┏━━
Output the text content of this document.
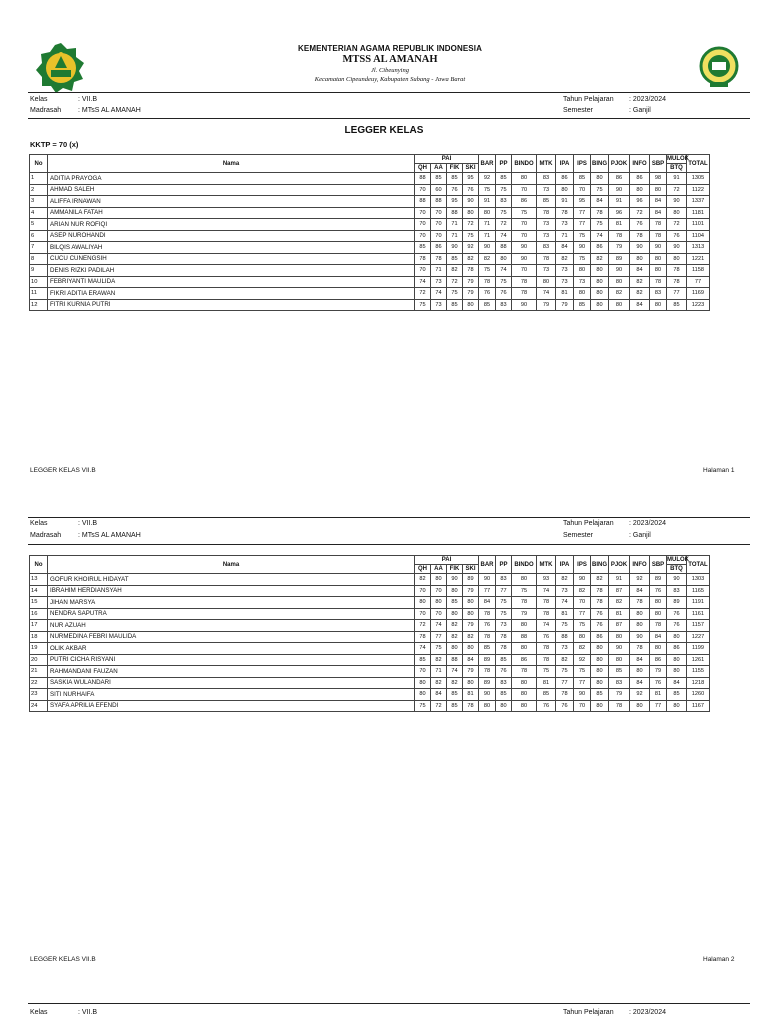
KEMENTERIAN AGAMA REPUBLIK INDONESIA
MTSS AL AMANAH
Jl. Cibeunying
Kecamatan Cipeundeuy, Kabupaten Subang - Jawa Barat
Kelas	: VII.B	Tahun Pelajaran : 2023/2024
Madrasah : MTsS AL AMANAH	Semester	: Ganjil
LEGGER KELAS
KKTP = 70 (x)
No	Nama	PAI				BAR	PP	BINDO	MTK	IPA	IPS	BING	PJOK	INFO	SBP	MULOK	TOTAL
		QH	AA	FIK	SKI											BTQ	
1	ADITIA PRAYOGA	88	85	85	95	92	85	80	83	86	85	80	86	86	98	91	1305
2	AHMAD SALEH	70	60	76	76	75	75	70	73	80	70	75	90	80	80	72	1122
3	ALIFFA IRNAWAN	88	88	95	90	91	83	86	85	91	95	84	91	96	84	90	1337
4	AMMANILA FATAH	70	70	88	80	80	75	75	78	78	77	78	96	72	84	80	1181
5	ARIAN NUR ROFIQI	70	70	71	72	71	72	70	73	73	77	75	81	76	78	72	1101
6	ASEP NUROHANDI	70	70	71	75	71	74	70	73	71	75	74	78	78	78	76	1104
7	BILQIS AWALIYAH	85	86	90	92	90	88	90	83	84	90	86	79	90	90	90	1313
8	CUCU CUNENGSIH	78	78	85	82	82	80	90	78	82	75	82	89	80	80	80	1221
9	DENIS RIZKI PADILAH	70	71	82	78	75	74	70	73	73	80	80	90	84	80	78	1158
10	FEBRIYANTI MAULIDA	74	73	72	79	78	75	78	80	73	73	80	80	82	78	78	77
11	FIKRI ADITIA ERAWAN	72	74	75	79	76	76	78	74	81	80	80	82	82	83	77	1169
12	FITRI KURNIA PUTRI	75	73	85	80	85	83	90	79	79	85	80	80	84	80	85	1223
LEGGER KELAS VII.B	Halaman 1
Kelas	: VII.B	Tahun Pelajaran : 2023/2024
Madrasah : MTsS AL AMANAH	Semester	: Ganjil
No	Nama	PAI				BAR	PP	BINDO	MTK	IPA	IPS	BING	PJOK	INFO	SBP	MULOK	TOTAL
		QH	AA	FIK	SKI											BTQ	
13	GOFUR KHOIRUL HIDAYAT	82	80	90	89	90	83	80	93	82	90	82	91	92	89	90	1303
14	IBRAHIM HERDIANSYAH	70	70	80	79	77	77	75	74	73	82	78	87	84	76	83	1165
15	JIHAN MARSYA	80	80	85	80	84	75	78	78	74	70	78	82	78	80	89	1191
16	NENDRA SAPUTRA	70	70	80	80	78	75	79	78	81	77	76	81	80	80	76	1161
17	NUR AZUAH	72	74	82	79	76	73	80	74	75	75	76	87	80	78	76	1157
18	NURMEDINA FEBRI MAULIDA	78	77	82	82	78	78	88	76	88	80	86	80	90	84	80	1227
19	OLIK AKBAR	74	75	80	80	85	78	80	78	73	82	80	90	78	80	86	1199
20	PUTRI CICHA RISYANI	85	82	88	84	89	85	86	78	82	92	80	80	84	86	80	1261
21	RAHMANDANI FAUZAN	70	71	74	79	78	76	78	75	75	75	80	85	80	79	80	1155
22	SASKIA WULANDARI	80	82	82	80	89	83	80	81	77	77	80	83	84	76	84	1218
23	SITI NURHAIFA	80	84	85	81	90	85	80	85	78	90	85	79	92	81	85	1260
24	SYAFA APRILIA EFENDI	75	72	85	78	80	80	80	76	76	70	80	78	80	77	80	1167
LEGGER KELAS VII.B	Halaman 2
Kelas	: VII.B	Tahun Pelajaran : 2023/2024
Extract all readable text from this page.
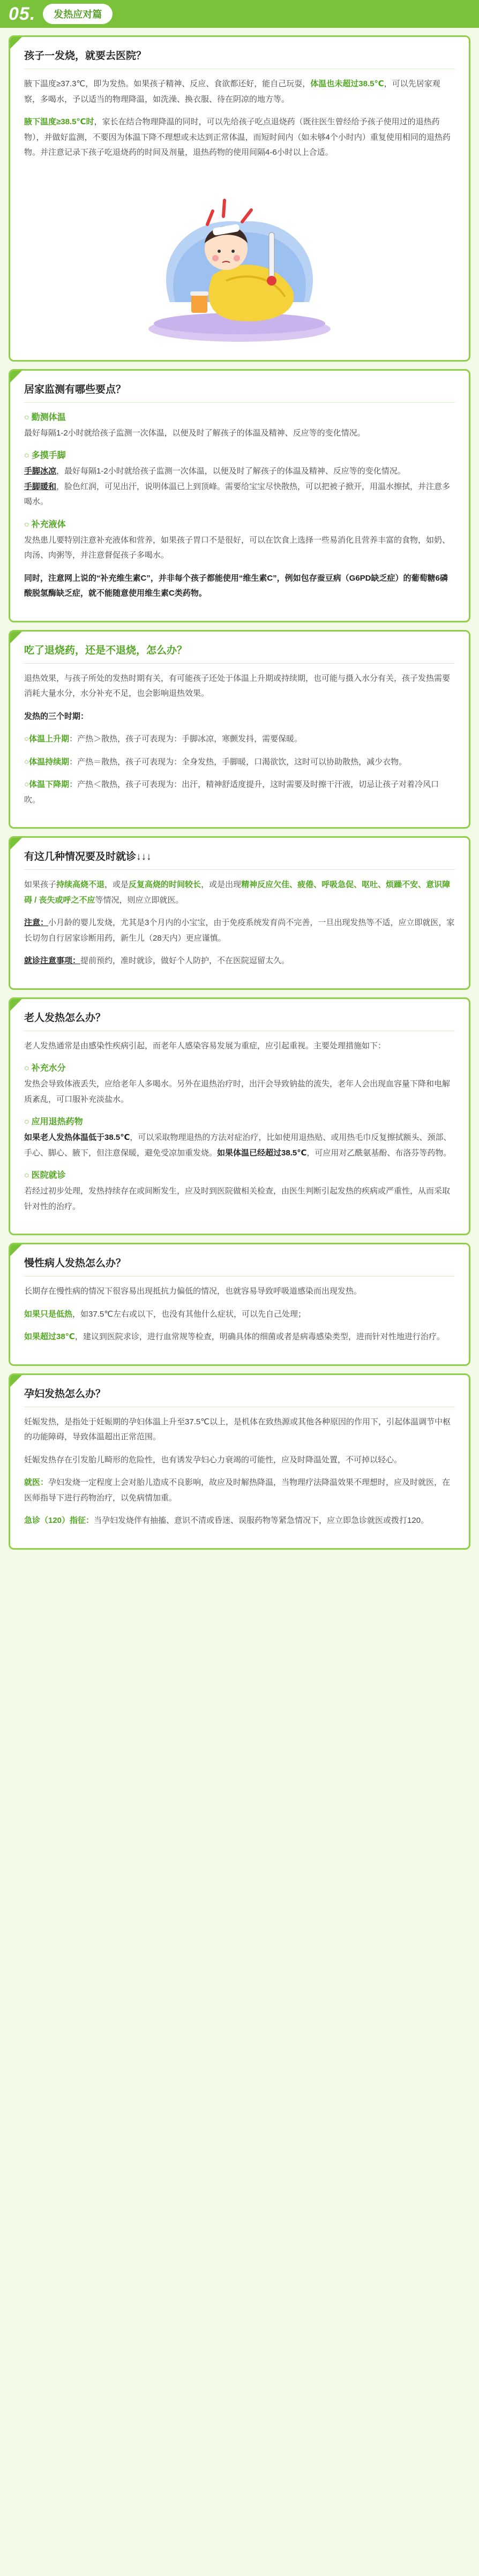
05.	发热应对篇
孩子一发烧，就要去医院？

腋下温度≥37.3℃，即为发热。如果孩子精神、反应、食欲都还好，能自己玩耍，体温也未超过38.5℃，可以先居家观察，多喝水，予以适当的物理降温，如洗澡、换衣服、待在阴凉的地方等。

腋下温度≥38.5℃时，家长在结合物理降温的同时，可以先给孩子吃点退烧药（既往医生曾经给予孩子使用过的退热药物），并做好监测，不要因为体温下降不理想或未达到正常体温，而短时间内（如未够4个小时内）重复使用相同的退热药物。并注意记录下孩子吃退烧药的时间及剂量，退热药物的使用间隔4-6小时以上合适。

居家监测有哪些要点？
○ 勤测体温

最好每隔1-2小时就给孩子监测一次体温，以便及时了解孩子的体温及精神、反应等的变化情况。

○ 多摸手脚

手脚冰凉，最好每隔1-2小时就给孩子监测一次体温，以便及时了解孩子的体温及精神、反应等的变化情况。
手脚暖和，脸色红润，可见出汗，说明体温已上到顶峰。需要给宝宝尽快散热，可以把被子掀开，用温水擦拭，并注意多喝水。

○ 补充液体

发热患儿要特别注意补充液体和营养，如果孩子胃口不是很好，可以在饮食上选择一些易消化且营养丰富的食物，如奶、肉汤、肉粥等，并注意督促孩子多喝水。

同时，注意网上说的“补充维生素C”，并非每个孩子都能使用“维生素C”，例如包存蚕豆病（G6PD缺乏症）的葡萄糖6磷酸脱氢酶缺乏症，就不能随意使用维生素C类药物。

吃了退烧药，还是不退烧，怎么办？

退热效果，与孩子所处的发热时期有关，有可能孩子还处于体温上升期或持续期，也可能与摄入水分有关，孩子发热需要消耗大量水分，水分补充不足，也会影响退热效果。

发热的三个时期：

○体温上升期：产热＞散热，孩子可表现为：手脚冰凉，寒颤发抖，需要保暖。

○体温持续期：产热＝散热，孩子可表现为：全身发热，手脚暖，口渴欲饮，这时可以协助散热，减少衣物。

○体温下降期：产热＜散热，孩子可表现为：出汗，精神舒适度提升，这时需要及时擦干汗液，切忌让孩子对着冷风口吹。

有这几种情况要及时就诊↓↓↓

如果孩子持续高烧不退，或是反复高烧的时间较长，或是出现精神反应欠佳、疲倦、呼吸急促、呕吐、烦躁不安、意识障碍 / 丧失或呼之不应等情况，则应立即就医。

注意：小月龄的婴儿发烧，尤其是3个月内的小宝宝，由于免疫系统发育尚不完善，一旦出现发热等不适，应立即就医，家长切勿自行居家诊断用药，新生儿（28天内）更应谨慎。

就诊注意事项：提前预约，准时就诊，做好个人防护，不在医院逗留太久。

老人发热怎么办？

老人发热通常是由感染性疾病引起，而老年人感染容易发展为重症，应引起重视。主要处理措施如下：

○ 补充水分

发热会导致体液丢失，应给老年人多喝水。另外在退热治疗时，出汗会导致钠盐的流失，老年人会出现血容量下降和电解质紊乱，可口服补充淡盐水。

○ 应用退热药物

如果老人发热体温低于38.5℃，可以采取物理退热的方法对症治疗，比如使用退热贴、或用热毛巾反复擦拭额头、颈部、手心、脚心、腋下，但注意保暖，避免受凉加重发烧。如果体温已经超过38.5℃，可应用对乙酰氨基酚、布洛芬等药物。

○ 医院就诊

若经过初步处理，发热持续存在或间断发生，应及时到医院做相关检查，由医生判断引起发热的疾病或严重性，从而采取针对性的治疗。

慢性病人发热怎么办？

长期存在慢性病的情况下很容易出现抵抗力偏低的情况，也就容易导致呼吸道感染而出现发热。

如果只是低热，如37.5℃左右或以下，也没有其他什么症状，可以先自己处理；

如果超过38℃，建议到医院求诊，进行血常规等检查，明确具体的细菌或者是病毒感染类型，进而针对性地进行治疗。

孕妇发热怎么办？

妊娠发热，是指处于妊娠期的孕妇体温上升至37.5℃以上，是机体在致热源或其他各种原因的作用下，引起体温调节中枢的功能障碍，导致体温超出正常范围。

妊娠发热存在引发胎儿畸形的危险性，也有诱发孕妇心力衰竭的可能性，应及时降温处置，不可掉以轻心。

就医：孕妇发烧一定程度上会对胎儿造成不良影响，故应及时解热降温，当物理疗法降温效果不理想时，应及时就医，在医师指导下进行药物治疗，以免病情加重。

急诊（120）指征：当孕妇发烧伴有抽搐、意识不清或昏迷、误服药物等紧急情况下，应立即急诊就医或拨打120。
┗━━
| WORK INSTRUCTIONS |
Using the records above, list each line that includes "LEGGER".

| OUTPUT BELOW |
LEGGER KELAS
LEGGER KELAS VII.B	Halaman 1
LEGGER KELAS VII.B	Halaman 2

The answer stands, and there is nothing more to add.